-- What the task requires --
Please give the listing again in its entirety, exactly as written.

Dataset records
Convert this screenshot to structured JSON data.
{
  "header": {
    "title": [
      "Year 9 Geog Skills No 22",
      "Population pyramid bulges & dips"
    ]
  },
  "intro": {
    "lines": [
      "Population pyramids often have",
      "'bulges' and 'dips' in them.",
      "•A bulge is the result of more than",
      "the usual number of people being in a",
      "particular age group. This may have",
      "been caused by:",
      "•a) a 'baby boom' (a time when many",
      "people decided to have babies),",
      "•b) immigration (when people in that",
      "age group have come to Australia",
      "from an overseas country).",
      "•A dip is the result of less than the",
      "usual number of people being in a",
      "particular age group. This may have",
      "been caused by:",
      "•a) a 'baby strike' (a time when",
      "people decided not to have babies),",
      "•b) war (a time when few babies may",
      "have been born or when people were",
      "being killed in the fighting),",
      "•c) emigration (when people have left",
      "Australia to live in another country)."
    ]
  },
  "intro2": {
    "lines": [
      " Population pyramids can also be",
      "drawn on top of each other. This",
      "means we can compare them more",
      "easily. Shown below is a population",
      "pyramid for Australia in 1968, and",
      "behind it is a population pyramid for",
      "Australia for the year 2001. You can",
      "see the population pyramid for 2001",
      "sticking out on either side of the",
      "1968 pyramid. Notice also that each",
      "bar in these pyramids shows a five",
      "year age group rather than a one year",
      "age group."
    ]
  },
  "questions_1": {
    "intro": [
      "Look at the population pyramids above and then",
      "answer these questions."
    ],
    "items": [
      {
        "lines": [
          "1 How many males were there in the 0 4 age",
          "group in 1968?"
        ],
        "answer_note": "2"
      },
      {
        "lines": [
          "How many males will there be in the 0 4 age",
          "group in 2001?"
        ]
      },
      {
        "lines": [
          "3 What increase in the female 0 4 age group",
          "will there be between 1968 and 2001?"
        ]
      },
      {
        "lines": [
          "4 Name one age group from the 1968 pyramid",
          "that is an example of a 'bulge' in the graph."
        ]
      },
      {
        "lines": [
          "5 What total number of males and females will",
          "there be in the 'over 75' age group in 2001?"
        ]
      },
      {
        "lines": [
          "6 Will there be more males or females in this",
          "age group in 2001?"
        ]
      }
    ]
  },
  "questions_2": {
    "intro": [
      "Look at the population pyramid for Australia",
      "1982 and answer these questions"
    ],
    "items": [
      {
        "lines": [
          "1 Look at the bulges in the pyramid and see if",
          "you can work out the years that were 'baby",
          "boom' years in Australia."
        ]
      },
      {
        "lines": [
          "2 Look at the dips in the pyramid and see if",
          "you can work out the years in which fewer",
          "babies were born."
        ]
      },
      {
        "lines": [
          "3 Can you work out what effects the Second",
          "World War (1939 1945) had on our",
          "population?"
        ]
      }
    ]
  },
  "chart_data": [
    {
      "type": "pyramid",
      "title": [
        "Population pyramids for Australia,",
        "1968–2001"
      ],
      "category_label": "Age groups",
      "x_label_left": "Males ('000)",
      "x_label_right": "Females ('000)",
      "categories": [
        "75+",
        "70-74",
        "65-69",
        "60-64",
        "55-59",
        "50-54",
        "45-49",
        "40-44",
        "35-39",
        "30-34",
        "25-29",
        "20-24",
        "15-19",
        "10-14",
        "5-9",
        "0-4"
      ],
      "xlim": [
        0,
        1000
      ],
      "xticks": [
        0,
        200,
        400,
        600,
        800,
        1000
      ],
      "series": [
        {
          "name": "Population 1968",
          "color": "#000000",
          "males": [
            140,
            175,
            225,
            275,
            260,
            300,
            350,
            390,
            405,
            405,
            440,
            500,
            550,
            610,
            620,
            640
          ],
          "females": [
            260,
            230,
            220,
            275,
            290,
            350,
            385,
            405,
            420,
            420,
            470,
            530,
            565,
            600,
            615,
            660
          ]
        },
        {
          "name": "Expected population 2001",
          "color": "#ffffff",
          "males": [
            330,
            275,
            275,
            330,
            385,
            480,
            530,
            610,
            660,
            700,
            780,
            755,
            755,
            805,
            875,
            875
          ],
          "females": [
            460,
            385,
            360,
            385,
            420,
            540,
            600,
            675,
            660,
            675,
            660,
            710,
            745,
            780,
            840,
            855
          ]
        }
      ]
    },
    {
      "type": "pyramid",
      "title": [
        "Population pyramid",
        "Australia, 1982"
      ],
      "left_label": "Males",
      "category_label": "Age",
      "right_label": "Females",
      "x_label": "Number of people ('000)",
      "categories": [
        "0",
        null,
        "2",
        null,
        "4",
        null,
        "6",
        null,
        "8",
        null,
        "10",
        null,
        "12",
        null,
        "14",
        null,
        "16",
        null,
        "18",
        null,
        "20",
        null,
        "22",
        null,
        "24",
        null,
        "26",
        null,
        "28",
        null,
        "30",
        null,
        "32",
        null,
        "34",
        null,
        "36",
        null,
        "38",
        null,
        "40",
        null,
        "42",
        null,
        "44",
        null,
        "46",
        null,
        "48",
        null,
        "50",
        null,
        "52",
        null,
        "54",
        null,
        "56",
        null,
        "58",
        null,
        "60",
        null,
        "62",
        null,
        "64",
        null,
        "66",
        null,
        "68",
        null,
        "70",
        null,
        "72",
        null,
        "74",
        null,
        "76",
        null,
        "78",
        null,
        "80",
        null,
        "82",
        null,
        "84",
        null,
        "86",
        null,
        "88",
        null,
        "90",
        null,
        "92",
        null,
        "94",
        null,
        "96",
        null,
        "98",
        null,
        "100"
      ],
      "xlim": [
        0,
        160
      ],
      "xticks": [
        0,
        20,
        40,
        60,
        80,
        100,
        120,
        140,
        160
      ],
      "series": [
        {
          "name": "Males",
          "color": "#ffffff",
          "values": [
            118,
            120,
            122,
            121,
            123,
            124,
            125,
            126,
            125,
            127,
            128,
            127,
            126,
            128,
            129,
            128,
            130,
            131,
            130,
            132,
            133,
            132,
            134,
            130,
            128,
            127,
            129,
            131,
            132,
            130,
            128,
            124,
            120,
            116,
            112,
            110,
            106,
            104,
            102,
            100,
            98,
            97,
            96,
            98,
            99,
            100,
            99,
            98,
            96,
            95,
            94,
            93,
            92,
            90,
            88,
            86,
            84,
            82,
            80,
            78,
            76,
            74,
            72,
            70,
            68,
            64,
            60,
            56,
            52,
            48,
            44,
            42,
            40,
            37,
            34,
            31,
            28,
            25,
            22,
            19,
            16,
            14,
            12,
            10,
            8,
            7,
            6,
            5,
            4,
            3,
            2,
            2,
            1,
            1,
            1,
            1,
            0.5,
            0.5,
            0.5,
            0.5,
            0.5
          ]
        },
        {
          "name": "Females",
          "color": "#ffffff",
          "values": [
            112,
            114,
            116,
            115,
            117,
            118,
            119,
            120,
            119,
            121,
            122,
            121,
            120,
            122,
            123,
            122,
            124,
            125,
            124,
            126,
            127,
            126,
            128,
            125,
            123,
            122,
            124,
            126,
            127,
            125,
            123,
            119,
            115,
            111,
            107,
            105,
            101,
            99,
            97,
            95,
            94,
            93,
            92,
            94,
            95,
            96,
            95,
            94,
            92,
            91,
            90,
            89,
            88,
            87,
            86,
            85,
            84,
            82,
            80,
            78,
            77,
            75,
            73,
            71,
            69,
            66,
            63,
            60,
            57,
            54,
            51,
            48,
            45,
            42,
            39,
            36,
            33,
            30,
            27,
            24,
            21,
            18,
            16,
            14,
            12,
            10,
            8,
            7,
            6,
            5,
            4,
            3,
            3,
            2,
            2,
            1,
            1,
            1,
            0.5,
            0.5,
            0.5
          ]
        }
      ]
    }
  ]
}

-- Right answer --
Convert this screenshot to structured JSON data.
{
  "header": {
    "title": [
      "Year 9 Geog Skills No 22",
      "Population pyramid bulges & dips"
    ]
  },
  "intro": {
    "lines": [
      "Population pyramids often have",
      "'bulges' and 'dips' in them.",
      "•A bulge is the result of more than",
      "the usual number of people being in a",
      "particular age group. This may have",
      "been caused by:",
      "•a) a 'baby boom' (a time when many",
      "people decided to have babies),",
      "•b) immigration (when people in that",
      "age group have come to Australia",
      "from an overseas country).",
      "•A dip is the result of less than the",
      "usual number of people being in a",
      "particular age group. This may have",
      "been caused by:",
      "•a) a 'baby strike' (a time when",
      "people decided not to have babies),",
      "•b) war (a time when few babies may",
      "have been born or when people were",
      "being killed in the fighting),",
      "•c) emigration (when people have left",
      "Australia to live in another country)."
    ]
  },
  "intro2": {
    "lines": [
      " Population pyramids can also be",
      "drawn on top of each other. This",
      "means we can compare them more",
      "easily. Shown below is a population",
      "pyramid for Australia in 1968, and",
      "behind it is a population pyramid for",
      "Australia for the year 2001. You can",
      "see the population pyramid for 2001",
      "sticking out on either side of the",
      "1968 pyramid. Notice also that each",
      "bar in these pyramids shows a five",
      "year age group rather than a one year",
      "age group."
    ]
  },
  "questions_1": {
    "intro": [
      "Look at the population pyramids above and then",
      "answer these questions."
    ],
    "items": [
      {
        "lines": [
          "1 How many males were there in the 0 4 age",
          "group in 1968?"
        ],
        "answer_note": "2"
      },
      {
        "lines": [
          "How many males will there be in the 0 4 age",
          "group in 2001?"
        ]
      },
      {
        "lines": [
          "3 What increase in the female 0 4 age group",
          "will there be between 1968 and 2001?"
        ]
      },
      {
        "lines": [
          "4 Name one age group from the 1968 pyramid",
          "that is an example of a 'bulge' in the graph."
        ]
      },
      {
        "lines": [
          "5 What total number of males and females will",
          "there be in the 'over 75' age group in 2001?"
        ]
      },
      {
        "lines": [
          "6 Will there be more males or females in this",
          "age group in 2001?"
        ]
      }
    ]
  },
  "questions_2": {
    "intro": [
      "Look at the population pyramid for Australia",
      "1982 and answer these questions"
    ],
    "items": [
      {
        "lines": [
          "1 Look at the bulges in the pyramid and see if",
          "you can work out the years that were 'baby",
          "boom' years in Australia."
        ]
      },
      {
        "lines": [
          "2 Look at the dips in the pyramid and see if",
          "you can work out the years in which fewer",
          "babies were born."
        ]
      },
      {
        "lines": [
          "3 Can you work out what effects the Second",
          "World War (1939 1945) had on our",
          "population?"
        ]
      }
    ]
  },
  "chart_data": [
    {
      "type": "pyramid",
      "title": [
        "Population pyramids for Australia,",
        "1968–2001"
      ],
      "category_label": "Age groups",
      "x_label_left": "Males ('000)",
      "x_label_right": "Females ('000)",
      "categories": [
        "75+",
        "70-74",
        "65-69",
        "60-64",
        "55-59",
        "50-54",
        "45-49",
        "40-44",
        "35-39",
        "30-34",
        "25-29",
        "20-24",
        "15-19",
        "10-14",
        "5-9",
        "0-4"
      ],
      "xlim": [
        0,
        1000
      ],
      "xticks": [
        0,
        200,
        400,
        600,
        800,
        1000
      ],
      "series": [
        {
          "name": "Population 1968",
          "color": "#000000",
          "males": [
            140,
            175,
            225,
            275,
            260,
            300,
            350,
            390,
            405,
            405,
            440,
            500,
            550,
            610,
            620,
            640
          ],
          "females": [
            260,
            230,
            220,
            275,
            290,
            350,
            385,
            405,
            420,
            420,
            470,
            530,
            565,
            600,
            615,
            660
          ]
        },
        {
          "name": "Expected population 2001",
          "color": "#ffffff",
          "males": [
            330,
            275,
            275,
            330,
            385,
            480,
            530,
            610,
            660,
            700,
            780,
            755,
            755,
            805,
            875,
            875
          ],
          "females": [
            460,
            385,
            360,
            385,
            420,
            540,
            600,
            675,
            660,
            675,
            660,
            710,
            745,
            780,
            840,
            855
          ]
        }
      ]
    },
    {
      "type": "pyramid",
      "title": [
        "Population pyramid",
        "Australia, 1982"
      ],
      "left_label": "Males",
      "category_label": "Age",
      "right_label": "Females",
      "x_label": "Number of people ('000)",
      "categories": [
        "0",
        null,
        "2",
        null,
        "4",
        null,
        "6",
        null,
        "8",
        null,
        "10",
        null,
        "12",
        null,
        "14",
        null,
        "16",
        null,
        "18",
        null,
        "20",
        null,
        "22",
        null,
        "24",
        null,
        "26",
        null,
        "28",
        null,
        "30",
        null,
        "32",
        null,
        "34",
        null,
        "36",
        null,
        "38",
        null,
        "40",
        null,
        "42",
        null,
        "44",
        null,
        "46",
        null,
        "48",
        null,
        "50",
        null,
        "52",
        null,
        "54",
        null,
        "56",
        null,
        "58",
        null,
        "60",
        null,
        "62",
        null,
        "64",
        null,
        "66",
        null,
        "68",
        null,
        "70",
        null,
        "72",
        null,
        "74",
        null,
        "76",
        null,
        "78",
        null,
        "80",
        null,
        "82",
        null,
        "84",
        null,
        "86",
        null,
        "88",
        null,
        "90",
        null,
        "92",
        null,
        "94",
        null,
        "96",
        null,
        "98",
        null,
        "100"
      ],
      "xlim": [
        0,
        160
      ],
      "xticks": [
        0,
        20,
        40,
        60,
        80,
        100,
        120,
        140,
        160
      ],
      "series": [
        {
          "name": "Males",
          "color": "#ffffff",
          "values": [
            118,
            120,
            122,
            121,
            123,
            124,
            125,
            126,
            125,
            127,
            128,
            127,
            126,
            128,
            129,
            128,
            130,
            131,
            130,
            132,
            133,
            132,
            134,
            130,
            128,
            127,
            129,
            131,
            132,
            130,
            128,
            124,
            120,
            116,
            112,
            110,
            106,
            104,
            102,
            100,
            98,
            97,
            96,
            98,
            99,
            100,
            99,
            98,
            96,
            95,
            94,
            93,
            92,
            90,
            88,
            86,
            84,
            82,
            80,
            78,
            76,
            74,
            72,
            70,
            68,
            64,
            60,
            56,
            52,
            48,
            44,
            42,
            40,
            37,
            34,
            31,
            28,
            25,
            22,
            19,
            16,
            14,
            12,
            10,
            8,
            7,
            6,
            5,
            4,
            3,
            2,
            2,
            1,
            1,
            1,
            1,
            0.5,
            0.5,
            0.5,
            0.5,
            0.5
          ]
        },
        {
          "name": "Females",
          "color": "#ffffff",
          "values": [
            112,
            114,
            116,
            115,
            117,
            118,
            119,
            120,
            119,
            121,
            122,
            121,
            120,
            122,
            123,
            122,
            124,
            125,
            124,
            126,
            127,
            126,
            128,
            125,
            123,
            122,
            124,
            126,
            127,
            125,
            123,
            119,
            115,
            111,
            107,
            105,
            101,
            99,
            97,
            95,
            94,
            93,
            92,
            94,
            95,
            96,
            95,
            94,
            92,
            91,
            90,
            89,
            88,
            87,
            86,
            85,
            84,
            82,
            80,
            78,
            77,
            75,
            73,
            71,
            69,
            66,
            63,
            60,
            57,
            54,
            51,
            48,
            45,
            42,
            39,
            36,
            33,
            30,
            27,
            24,
            21,
            18,
            16,
            14,
            12,
            10,
            8,
            7,
            6,
            5,
            4,
            3,
            3,
            2,
            2,
            1,
            1,
            1,
            0.5,
            0.5,
            0.5
          ]
        }
      ]
    }
  ]
}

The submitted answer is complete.